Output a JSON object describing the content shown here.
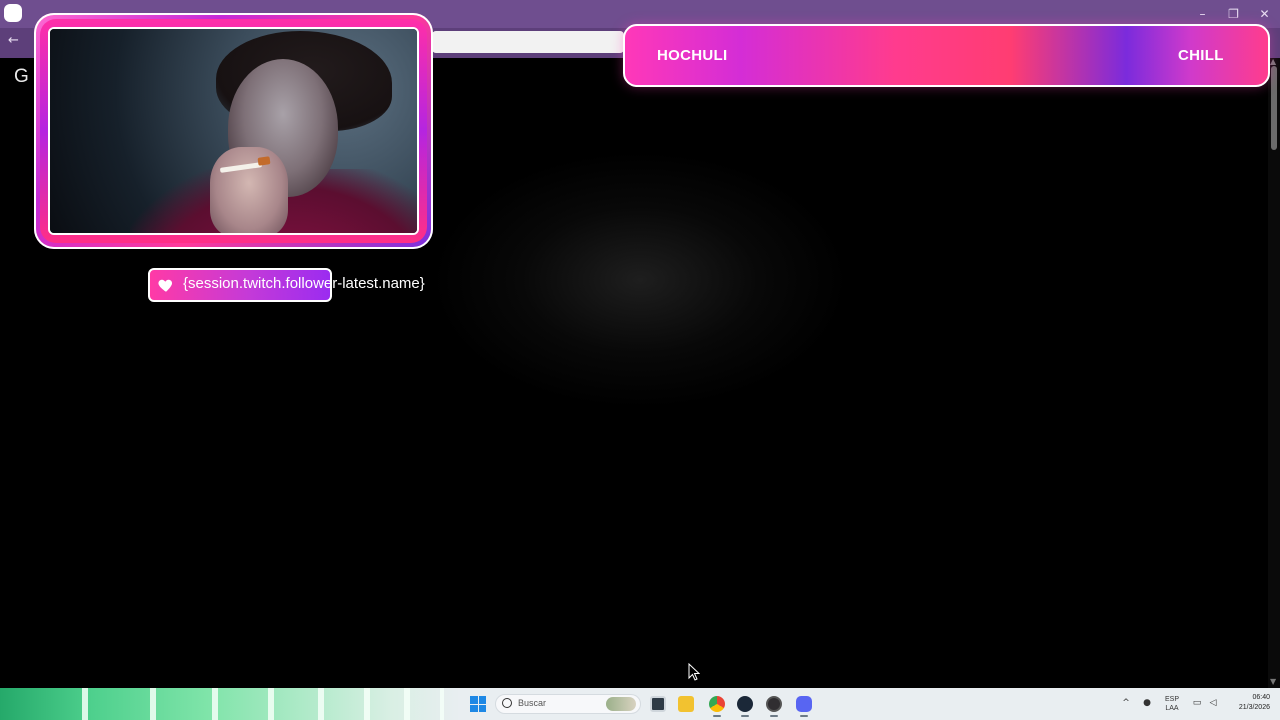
{
  "browser": {
    "controls": {
      "minimize": "–",
      "restore": "❐",
      "close": "✕"
    },
    "back": "←",
    "app_letter": "G"
  },
  "overlay": {
    "follower_text": "{session.twitch.follower-latest.name}",
    "banner": {
      "left": "HOCHULI",
      "right": "CHILL"
    }
  },
  "taskbar": {
    "search_placeholder": "Buscar",
    "language": [
      "ESP",
      "LAA"
    ],
    "time": "06:40",
    "date": "21/3/2026",
    "icons": [
      "start-icon",
      "search-icon",
      "task-view-icon",
      "file-explorer-icon",
      "chrome-icon",
      "steam-icon",
      "obs-icon",
      "discord-icon",
      "chevron-up-icon",
      "microphone-icon",
      "network-icon",
      "volume-icon"
    ]
  },
  "colors": {
    "chrome_purple": "#6f4e8f",
    "overlay_pink": "#ff3aa6",
    "overlay_violet": "#9b2cf0",
    "taskbar_bg": "#e9eef1"
  }
}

[Given instruction] Repeat the records above exactly, omitting every picture.

[Solved exercise]
Output a JSON object describing the content shown here.
{
  "browser": {
    "controls": {
      "minimize": "–",
      "restore": "❐",
      "close": "✕"
    },
    "back": "←",
    "app_letter": "G"
  },
  "overlay": {
    "follower_text": "{session.twitch.follower-latest.name}",
    "banner": {
      "left": "HOCHULI",
      "right": "CHILL"
    }
  },
  "taskbar": {
    "search_placeholder": "Buscar",
    "language": [
      "ESP",
      "LAA"
    ],
    "time": "06:40",
    "date": "21/3/2026",
    "icons": [
      "start-icon",
      "search-icon",
      "task-view-icon",
      "file-explorer-icon",
      "chrome-icon",
      "steam-icon",
      "obs-icon",
      "discord-icon",
      "chevron-up-icon",
      "microphone-icon",
      "network-icon",
      "volume-icon"
    ]
  },
  "colors": {
    "chrome_purple": "#6f4e8f",
    "overlay_pink": "#ff3aa6",
    "overlay_violet": "#9b2cf0",
    "taskbar_bg": "#e9eef1"
  }
}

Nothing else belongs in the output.